## EXERCISE DESCRIPTION
Word for word, restate every line of the listing that follows.

## SUPPLIED INFORMATION
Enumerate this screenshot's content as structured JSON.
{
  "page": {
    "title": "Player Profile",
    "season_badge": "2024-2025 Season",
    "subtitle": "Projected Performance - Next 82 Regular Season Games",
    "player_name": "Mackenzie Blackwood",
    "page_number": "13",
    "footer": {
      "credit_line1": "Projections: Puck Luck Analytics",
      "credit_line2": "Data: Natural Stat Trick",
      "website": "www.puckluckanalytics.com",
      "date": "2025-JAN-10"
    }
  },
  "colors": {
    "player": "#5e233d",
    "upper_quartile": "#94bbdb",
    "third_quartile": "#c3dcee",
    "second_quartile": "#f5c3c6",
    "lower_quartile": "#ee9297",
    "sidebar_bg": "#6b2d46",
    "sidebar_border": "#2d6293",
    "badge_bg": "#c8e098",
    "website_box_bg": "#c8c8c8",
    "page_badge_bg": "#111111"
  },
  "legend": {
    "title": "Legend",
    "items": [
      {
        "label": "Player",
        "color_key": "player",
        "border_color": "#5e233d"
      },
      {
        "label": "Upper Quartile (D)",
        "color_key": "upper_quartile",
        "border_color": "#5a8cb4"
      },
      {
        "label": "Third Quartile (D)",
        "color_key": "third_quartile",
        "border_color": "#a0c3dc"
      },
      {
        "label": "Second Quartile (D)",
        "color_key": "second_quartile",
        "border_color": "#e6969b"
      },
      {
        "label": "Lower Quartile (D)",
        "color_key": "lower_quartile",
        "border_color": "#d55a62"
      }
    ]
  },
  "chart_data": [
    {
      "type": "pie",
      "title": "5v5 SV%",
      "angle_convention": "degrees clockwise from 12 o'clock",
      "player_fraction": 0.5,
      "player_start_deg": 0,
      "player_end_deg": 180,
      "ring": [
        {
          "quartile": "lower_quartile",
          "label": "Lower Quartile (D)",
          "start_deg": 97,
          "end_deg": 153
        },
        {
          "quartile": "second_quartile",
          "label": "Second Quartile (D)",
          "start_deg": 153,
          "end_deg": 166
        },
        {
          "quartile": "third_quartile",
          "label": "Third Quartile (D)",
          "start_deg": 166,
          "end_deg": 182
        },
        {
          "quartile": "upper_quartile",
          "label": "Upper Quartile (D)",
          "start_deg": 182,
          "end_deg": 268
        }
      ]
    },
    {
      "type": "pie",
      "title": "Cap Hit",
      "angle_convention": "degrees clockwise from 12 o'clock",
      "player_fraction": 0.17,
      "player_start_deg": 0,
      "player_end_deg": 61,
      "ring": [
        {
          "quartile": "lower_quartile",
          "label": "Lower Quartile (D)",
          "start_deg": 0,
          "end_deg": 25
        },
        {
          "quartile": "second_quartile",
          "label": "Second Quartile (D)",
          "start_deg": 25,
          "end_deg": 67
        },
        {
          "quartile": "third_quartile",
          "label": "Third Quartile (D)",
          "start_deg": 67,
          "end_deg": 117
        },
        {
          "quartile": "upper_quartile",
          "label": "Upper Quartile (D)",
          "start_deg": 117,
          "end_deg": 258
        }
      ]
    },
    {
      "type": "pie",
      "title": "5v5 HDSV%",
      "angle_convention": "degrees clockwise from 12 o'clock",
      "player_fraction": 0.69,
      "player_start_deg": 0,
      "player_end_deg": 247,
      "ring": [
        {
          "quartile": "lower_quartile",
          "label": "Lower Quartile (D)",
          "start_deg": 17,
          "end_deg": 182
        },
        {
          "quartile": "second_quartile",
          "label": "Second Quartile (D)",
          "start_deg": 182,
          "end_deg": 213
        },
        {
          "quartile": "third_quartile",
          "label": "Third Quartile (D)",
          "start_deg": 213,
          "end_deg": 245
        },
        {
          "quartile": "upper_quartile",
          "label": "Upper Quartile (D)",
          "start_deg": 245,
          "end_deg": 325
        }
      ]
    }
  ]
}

## THE SOLUTION
Enumerate this screenshot's content as structured JSON.
{
  "page": {
    "title": "Player Profile",
    "season_badge": "2024-2025 Season",
    "subtitle": "Projected Performance - Next 82 Regular Season Games",
    "player_name": "Mackenzie Blackwood",
    "page_number": "13",
    "footer": {
      "credit_line1": "Projections: Puck Luck Analytics",
      "credit_line2": "Data: Natural Stat Trick",
      "website": "www.puckluckanalytics.com",
      "date": "2025-JAN-10"
    }
  },
  "colors": {
    "player": "#5e233d",
    "upper_quartile": "#94bbdb",
    "third_quartile": "#c3dcee",
    "second_quartile": "#f5c3c6",
    "lower_quartile": "#ee9297",
    "sidebar_bg": "#6b2d46",
    "sidebar_border": "#2d6293",
    "badge_bg": "#c8e098",
    "website_box_bg": "#c8c8c8",
    "page_badge_bg": "#111111"
  },
  "legend": {
    "title": "Legend",
    "items": [
      {
        "label": "Player",
        "color_key": "player",
        "border_color": "#5e233d"
      },
      {
        "label": "Upper Quartile (D)",
        "color_key": "upper_quartile",
        "border_color": "#5a8cb4"
      },
      {
        "label": "Third Quartile (D)",
        "color_key": "third_quartile",
        "border_color": "#a0c3dc"
      },
      {
        "label": "Second Quartile (D)",
        "color_key": "second_quartile",
        "border_color": "#e6969b"
      },
      {
        "label": "Lower Quartile (D)",
        "color_key": "lower_quartile",
        "border_color": "#d55a62"
      }
    ]
  },
  "chart_data": [
    {
      "type": "pie",
      "title": "5v5 SV%",
      "angle_convention": "degrees clockwise from 12 o'clock",
      "player_fraction": 0.5,
      "player_start_deg": 0,
      "player_end_deg": 180,
      "ring": [
        {
          "quartile": "lower_quartile",
          "label": "Lower Quartile (D)",
          "start_deg": 97,
          "end_deg": 153
        },
        {
          "quartile": "second_quartile",
          "label": "Second Quartile (D)",
          "start_deg": 153,
          "end_deg": 166
        },
        {
          "quartile": "third_quartile",
          "label": "Third Quartile (D)",
          "start_deg": 166,
          "end_deg": 182
        },
        {
          "quartile": "upper_quartile",
          "label": "Upper Quartile (D)",
          "start_deg": 182,
          "end_deg": 268
        }
      ]
    },
    {
      "type": "pie",
      "title": "Cap Hit",
      "angle_convention": "degrees clockwise from 12 o'clock",
      "player_fraction": 0.17,
      "player_start_deg": 0,
      "player_end_deg": 61,
      "ring": [
        {
          "quartile": "lower_quartile",
          "label": "Lower Quartile (D)",
          "start_deg": 0,
          "end_deg": 25
        },
        {
          "quartile": "second_quartile",
          "label": "Second Quartile (D)",
          "start_deg": 25,
          "end_deg": 67
        },
        {
          "quartile": "third_quartile",
          "label": "Third Quartile (D)",
          "start_deg": 67,
          "end_deg": 117
        },
        {
          "quartile": "upper_quartile",
          "label": "Upper Quartile (D)",
          "start_deg": 117,
          "end_deg": 258
        }
      ]
    },
    {
      "type": "pie",
      "title": "5v5 HDSV%",
      "angle_convention": "degrees clockwise from 12 o'clock",
      "player_fraction": 0.69,
      "player_start_deg": 0,
      "player_end_deg": 247,
      "ring": [
        {
          "quartile": "lower_quartile",
          "label": "Lower Quartile (D)",
          "start_deg": 17,
          "end_deg": 182
        },
        {
          "quartile": "second_quartile",
          "label": "Second Quartile (D)",
          "start_deg": 182,
          "end_deg": 213
        },
        {
          "quartile": "third_quartile",
          "label": "Third Quartile (D)",
          "start_deg": 213,
          "end_deg": 245
        },
        {
          "quartile": "upper_quartile",
          "label": "Upper Quartile (D)",
          "start_deg": 245,
          "end_deg": 325
        }
      ]
    }
  ]
}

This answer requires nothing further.